Collect each line containing "actually".

=====

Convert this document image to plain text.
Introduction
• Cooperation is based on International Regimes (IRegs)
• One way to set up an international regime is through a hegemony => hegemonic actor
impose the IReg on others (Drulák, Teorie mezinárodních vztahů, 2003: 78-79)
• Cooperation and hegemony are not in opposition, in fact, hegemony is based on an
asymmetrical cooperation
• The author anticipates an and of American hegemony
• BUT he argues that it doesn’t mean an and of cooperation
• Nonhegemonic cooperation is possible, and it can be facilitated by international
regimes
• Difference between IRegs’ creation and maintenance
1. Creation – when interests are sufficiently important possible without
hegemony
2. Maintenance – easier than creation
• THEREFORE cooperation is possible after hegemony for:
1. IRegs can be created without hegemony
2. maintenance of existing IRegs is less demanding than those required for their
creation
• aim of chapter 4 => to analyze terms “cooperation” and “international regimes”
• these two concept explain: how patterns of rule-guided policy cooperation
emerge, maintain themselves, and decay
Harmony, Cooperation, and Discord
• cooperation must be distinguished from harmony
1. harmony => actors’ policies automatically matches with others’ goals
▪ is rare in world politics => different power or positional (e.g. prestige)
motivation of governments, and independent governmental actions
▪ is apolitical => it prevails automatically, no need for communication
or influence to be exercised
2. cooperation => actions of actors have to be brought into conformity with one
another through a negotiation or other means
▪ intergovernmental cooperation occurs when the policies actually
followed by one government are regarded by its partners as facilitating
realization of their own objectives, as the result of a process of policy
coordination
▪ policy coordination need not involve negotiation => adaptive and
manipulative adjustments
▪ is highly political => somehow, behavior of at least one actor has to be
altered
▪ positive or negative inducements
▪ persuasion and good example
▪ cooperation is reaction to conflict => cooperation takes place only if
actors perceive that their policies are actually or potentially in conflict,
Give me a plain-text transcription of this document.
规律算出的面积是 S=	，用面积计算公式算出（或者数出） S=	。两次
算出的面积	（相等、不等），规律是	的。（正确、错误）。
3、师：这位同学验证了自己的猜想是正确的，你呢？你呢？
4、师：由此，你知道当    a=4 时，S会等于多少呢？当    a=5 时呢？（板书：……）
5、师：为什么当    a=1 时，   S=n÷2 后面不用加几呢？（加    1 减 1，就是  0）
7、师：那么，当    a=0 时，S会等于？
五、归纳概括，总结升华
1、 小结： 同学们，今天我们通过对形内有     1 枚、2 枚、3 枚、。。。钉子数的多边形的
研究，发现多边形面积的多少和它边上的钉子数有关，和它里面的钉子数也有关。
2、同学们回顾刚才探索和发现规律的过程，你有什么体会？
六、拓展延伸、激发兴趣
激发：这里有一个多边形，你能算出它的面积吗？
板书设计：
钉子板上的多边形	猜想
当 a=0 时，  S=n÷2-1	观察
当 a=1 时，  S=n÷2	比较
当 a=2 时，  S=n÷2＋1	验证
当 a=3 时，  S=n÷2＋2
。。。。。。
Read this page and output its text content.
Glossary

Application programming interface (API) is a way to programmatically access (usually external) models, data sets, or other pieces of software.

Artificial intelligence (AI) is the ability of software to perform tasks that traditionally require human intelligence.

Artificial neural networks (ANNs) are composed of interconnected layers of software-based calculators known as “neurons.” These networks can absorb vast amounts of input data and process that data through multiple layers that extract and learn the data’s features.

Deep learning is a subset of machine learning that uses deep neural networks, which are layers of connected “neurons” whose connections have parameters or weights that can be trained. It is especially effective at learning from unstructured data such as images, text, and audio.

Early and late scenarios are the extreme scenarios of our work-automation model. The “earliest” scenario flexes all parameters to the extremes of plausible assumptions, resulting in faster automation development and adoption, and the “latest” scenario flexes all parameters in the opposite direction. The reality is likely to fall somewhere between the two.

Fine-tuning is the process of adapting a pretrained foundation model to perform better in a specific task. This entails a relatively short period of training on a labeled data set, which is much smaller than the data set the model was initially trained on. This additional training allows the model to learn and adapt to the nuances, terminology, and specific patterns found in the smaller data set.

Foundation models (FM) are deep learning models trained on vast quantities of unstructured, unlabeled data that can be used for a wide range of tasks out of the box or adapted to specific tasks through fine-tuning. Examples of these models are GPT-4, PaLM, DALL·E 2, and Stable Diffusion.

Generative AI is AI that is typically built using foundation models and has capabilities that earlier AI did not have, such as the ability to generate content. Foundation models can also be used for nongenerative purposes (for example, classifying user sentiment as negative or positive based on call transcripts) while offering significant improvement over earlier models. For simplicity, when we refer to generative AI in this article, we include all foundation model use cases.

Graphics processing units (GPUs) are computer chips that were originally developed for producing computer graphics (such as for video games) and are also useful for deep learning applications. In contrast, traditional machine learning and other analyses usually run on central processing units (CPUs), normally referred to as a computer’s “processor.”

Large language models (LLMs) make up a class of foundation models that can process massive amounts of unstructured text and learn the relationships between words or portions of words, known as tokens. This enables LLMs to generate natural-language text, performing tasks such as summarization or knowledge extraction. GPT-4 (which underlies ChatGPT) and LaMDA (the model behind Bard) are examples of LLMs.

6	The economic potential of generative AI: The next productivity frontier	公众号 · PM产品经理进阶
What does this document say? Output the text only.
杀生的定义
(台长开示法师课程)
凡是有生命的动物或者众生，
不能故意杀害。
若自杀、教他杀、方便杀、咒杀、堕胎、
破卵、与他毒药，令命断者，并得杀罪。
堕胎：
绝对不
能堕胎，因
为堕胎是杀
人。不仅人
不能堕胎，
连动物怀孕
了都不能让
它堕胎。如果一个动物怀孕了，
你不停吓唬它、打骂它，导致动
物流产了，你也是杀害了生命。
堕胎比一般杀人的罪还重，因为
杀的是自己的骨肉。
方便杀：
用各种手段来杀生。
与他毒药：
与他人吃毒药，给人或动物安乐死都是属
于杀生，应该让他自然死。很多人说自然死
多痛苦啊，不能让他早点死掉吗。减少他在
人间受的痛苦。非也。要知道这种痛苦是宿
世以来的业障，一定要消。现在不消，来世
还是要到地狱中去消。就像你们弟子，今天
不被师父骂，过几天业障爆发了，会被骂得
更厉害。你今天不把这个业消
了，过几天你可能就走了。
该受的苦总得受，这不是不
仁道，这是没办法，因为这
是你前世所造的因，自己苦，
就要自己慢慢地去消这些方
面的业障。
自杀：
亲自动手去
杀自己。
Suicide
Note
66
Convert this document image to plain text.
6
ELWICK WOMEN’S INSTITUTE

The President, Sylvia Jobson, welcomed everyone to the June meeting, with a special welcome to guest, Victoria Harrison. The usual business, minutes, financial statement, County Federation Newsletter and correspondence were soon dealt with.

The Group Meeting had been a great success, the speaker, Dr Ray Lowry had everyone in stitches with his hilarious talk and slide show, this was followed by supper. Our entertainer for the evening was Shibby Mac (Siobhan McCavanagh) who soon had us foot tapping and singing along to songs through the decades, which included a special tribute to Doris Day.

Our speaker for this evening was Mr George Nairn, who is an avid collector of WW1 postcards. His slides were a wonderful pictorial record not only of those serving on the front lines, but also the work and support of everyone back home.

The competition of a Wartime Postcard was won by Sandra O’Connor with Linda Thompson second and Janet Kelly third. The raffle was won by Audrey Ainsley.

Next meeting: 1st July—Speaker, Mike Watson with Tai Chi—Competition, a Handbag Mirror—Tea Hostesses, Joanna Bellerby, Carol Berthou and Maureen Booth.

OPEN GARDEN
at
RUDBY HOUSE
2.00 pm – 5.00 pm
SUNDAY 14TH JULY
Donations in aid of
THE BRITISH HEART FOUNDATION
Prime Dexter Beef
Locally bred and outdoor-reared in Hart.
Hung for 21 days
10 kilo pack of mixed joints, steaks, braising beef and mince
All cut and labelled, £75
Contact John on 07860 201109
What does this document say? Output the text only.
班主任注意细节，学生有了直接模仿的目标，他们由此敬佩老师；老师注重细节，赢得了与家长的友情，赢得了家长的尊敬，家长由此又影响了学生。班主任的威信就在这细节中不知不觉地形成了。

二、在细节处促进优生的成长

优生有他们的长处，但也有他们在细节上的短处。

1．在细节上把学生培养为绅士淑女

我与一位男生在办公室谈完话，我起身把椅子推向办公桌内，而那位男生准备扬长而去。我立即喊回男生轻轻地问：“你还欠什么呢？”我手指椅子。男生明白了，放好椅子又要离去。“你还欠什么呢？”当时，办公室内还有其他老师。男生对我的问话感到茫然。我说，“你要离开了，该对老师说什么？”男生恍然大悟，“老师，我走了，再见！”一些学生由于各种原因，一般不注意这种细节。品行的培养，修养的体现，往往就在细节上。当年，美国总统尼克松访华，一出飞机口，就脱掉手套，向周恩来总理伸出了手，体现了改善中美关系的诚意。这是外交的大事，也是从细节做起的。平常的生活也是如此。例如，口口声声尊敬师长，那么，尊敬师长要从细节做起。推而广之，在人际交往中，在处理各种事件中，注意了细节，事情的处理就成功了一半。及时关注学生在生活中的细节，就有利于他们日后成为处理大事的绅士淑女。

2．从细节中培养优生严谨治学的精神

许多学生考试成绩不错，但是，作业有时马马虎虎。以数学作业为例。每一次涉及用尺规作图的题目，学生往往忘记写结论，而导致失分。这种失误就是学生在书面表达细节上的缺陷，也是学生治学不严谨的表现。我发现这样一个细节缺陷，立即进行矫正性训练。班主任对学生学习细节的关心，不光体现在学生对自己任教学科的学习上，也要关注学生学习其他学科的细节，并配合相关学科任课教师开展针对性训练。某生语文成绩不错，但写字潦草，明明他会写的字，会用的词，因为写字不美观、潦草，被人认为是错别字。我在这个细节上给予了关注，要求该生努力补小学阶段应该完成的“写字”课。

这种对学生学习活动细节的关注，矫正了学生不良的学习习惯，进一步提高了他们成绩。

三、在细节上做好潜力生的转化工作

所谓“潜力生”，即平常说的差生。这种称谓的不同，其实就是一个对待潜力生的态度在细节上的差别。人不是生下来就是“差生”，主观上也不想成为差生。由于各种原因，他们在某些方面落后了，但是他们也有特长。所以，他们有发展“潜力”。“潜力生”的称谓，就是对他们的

=====

● EXERCISE OUTPUT:
▪ intergovernmental cooperation occurs when the policies actually
actors perceive that their policies are actually or potentially in conflict,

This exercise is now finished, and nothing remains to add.